GIVEN PROBLEM:
Word for word, give the material below again, minus any images.

━━━━━ RECORDS SUPPLIED

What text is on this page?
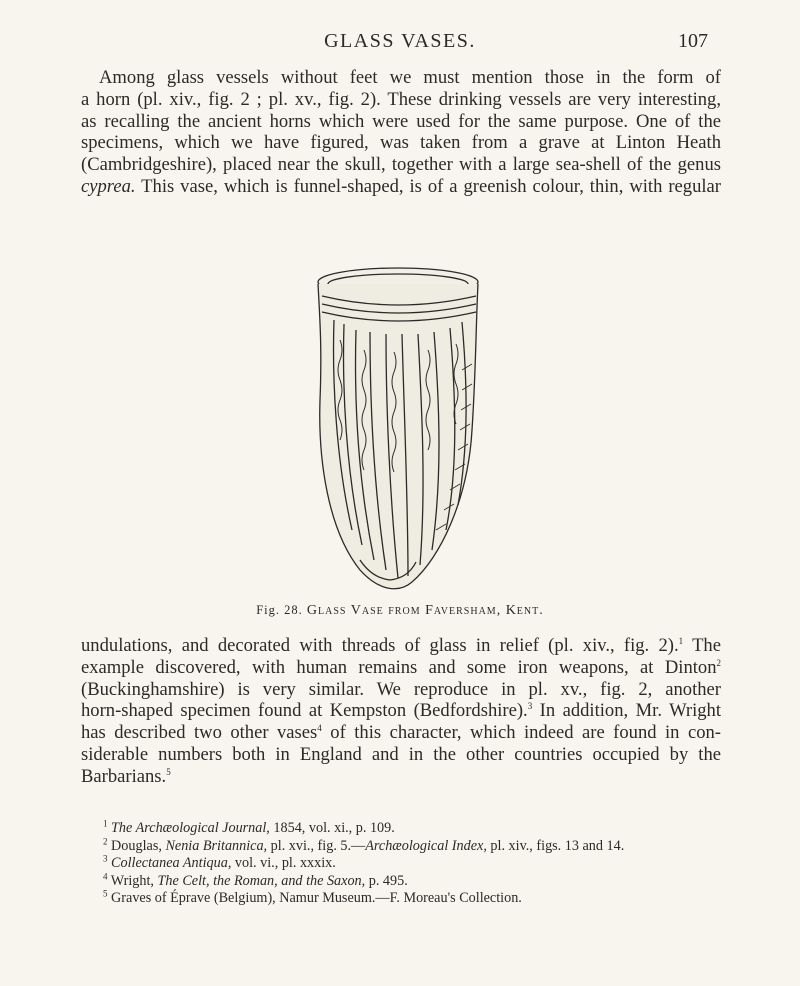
GLASS VASES.	107

Among glass vessels without feet we must mention those in the form of
a horn (pl. xiv., fig. 2 ; pl. xv., fig. 2). These drinking vessels are very interesting,
as recalling the ancient horns which were used for the same purpose. One of the
specimens, which we have figured, was taken from a grave at Linton Heath
(Cambridgeshire), placed near the skull, together with a large sea-shell of the genus
cyprea. This vase, which is funnel-shaped, is of a greenish colour, thin, with regular

Fig. 28. Glass Vase from Faversham, Kent.

undulations, and decorated with threads of glass in relief (pl. xiv., fig. 2).$^1$ The
example discovered, with human remains and some iron weapons, at Dinton$^2$
(Buckinghamshire) is very similar. We reproduce in pl. xv., fig. 2, another
horn-shaped specimen found at Kempston (Bedfordshire).$^3$ In addition, Mr. Wright
has described two other vases$^4$ of this character, which indeed are found in con-
siderable numbers both in England and in the other countries occupied by the
Barbarians.$^5$

$^1$ The Archæological Journal, 1854, vol. xi., p. 109.
$^2$ Douglas, Nenia Britannica, pl. xvi., fig. 5.—Archæological Index, pl. xiv., figs. 13 and 14.
$^3$ Collectanea Antiqua, vol. vi., pl. xxxix.
$^4$ Wright, The Celt, the Roman, and the Saxon, p. 495.
$^5$ Graves of Éprave (Belgium), Namur Museum.—F. Moreau's Collection.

━━━━━━━━━━

THE REPLY:
What text is on this page?
GLASS VASES.	107

Among glass vessels without feet we must mention those in the form of
a horn (pl. xiv., fig. 2 ; pl. xv., fig. 2). These drinking vessels are very interesting,
as recalling the ancient horns which were used for the same purpose. One of the
specimens, which we have figured, was taken from a grave at Linton Heath
(Cambridgeshire), placed near the skull, together with a large sea-shell of the genus
cyprea. This vase, which is funnel-shaped, is of a greenish colour, thin, with regular

Fig. 28. Glass Vase from Faversham, Kent.

undulations, and decorated with threads of glass in relief (pl. xiv., fig. 2).$^1$ The
example discovered, with human remains and some iron weapons, at Dinton$^2$
(Buckinghamshire) is very similar. We reproduce in pl. xv., fig. 2, another
horn-shaped specimen found at Kempston (Bedfordshire).$^3$ In addition, Mr. Wright
has described two other vases$^4$ of this character, which indeed are found in con-
siderable numbers both in England and in the other countries occupied by the
Barbarians.$^5$

$^1$ The Archæological Journal, 1854, vol. xi., p. 109.
$^2$ Douglas, Nenia Britannica, pl. xvi., fig. 5.—Archæological Index, pl. xiv., figs. 13 and 14.
$^3$ Collectanea Antiqua, vol. vi., pl. xxxix.
$^4$ Wright, The Celt, the Roman, and the Saxon, p. 495.
$^5$ Graves of Éprave (Belgium), Namur Museum.—F. Moreau's Collection.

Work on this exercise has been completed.